• [Written instruction]: Count each line below that has "SRMTID" anywhere in it. Answer with the total alone.

• [Entries]:
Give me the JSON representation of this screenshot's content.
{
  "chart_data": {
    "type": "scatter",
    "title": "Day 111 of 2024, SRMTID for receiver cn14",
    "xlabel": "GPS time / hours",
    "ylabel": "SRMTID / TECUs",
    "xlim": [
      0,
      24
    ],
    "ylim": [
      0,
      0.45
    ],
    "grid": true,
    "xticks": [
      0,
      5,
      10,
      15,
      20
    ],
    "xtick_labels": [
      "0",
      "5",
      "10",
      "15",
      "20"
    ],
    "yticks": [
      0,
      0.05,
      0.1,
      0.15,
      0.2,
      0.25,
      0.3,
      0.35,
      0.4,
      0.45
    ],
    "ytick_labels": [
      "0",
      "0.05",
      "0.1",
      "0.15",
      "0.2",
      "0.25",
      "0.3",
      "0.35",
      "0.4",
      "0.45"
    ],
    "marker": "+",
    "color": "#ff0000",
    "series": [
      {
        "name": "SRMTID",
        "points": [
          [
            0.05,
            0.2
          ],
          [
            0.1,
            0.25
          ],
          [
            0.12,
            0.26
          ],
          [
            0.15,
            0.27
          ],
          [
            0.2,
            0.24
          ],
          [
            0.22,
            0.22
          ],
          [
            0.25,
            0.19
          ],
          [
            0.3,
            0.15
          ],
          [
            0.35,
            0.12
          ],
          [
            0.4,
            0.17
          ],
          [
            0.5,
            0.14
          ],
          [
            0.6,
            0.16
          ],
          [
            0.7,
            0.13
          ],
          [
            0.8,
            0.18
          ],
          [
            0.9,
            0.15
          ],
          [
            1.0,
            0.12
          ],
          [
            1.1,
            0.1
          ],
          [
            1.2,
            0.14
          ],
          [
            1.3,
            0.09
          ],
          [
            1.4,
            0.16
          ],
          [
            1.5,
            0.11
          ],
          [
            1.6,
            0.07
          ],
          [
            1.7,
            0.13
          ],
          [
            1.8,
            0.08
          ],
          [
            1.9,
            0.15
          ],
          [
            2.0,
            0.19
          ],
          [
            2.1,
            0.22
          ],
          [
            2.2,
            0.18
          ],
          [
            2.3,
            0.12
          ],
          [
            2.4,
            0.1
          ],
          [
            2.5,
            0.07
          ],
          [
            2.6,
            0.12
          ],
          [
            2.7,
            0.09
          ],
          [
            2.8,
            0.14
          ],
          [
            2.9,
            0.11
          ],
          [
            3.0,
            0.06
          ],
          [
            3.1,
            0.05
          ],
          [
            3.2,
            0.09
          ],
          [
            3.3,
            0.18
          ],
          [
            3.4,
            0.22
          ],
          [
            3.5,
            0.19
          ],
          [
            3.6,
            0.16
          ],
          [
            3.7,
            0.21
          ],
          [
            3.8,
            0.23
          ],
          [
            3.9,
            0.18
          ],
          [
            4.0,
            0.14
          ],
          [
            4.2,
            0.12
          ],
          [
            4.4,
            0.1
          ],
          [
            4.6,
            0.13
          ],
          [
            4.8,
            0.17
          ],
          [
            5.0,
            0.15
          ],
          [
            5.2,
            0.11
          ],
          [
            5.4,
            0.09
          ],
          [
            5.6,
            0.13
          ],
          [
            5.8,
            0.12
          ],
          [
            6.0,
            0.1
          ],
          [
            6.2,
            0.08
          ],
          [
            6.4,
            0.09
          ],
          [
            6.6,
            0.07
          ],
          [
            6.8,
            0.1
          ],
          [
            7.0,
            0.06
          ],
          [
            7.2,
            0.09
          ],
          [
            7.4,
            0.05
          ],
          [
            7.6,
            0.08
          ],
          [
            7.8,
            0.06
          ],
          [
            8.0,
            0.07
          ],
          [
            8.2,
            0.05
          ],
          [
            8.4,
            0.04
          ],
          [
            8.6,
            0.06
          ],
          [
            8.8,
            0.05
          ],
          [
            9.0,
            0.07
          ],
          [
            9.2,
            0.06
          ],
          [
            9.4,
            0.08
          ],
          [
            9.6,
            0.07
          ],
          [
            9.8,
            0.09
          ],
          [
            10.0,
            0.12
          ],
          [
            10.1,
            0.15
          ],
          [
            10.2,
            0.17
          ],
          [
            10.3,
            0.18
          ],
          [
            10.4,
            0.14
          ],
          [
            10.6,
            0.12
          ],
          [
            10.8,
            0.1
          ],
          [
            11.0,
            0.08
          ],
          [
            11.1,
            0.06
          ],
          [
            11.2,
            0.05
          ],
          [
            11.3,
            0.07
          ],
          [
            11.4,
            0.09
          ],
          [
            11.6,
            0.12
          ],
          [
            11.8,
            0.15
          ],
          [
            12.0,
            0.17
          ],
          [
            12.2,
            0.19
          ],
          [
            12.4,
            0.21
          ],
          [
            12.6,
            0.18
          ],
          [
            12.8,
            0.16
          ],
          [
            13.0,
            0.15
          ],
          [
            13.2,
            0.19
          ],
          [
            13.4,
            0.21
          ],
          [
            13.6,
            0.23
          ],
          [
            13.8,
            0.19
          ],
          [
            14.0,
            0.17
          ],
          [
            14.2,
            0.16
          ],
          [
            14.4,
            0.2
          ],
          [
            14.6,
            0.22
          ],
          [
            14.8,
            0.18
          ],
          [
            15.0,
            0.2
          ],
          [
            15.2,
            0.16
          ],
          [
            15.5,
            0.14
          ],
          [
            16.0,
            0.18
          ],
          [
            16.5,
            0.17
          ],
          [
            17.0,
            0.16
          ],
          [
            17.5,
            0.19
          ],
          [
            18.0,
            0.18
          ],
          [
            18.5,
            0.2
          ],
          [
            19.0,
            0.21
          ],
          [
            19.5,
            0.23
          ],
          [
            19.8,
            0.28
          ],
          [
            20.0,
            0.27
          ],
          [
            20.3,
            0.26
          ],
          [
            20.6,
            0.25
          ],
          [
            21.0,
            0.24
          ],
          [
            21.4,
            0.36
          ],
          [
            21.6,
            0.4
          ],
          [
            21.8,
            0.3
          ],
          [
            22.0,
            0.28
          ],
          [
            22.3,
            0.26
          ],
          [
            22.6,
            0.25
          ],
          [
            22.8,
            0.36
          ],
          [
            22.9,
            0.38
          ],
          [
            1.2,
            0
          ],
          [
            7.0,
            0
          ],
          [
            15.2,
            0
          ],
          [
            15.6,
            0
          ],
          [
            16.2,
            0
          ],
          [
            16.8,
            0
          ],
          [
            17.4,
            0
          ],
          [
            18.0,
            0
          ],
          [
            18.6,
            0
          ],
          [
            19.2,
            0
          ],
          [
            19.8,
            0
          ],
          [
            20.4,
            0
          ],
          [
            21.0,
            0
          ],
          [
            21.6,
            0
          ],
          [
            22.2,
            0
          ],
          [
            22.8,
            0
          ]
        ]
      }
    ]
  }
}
* * *
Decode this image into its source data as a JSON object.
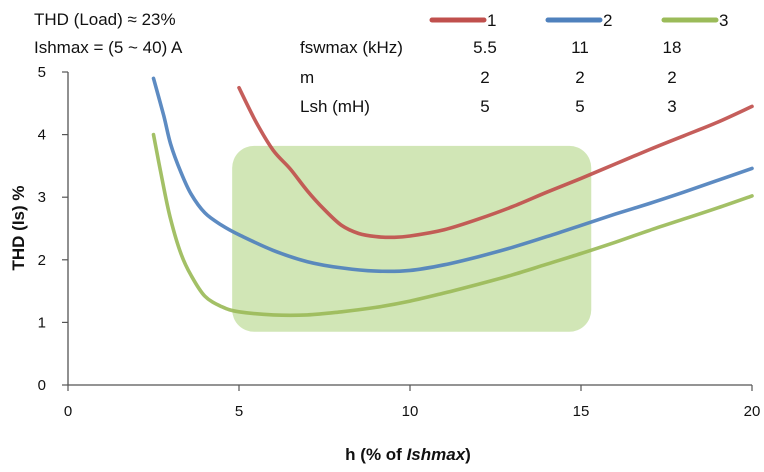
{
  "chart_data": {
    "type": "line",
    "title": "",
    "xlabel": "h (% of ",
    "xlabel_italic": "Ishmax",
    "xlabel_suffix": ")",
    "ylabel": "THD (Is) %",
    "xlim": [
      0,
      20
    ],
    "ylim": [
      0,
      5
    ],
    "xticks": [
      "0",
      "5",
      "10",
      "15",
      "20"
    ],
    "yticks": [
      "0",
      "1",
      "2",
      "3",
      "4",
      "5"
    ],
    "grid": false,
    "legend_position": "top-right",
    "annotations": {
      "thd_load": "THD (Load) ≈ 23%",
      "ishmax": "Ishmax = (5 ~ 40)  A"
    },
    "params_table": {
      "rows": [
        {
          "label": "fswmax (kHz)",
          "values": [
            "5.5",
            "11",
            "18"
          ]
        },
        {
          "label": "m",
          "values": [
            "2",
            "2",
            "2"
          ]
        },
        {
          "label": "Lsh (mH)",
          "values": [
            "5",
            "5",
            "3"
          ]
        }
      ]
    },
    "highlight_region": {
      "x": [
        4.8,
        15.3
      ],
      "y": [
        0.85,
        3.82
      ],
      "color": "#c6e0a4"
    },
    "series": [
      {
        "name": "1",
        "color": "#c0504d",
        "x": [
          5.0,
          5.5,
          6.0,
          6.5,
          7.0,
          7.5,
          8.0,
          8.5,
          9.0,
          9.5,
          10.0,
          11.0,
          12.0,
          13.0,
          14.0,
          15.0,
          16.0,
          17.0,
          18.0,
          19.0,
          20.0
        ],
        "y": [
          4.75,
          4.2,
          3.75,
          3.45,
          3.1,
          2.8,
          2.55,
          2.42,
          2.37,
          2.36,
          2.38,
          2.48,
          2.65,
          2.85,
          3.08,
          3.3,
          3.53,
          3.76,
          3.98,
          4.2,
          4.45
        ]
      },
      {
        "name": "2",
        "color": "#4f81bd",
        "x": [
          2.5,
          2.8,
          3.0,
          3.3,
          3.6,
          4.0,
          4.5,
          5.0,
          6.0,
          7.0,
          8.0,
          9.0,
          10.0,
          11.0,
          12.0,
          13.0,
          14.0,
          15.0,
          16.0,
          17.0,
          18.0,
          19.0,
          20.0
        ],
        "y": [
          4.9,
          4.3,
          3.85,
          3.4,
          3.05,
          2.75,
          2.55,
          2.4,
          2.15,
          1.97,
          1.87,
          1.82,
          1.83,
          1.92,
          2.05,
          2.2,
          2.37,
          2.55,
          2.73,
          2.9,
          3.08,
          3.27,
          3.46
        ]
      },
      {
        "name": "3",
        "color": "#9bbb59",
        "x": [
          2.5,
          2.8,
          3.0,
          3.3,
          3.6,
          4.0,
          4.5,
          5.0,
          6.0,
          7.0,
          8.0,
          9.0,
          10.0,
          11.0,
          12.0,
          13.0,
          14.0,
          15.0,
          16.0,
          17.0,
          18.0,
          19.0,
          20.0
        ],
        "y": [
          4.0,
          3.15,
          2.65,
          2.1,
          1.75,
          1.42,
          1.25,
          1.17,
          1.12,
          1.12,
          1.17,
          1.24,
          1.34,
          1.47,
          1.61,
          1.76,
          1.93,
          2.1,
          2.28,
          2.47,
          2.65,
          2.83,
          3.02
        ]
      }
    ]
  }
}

• [Written response]: 3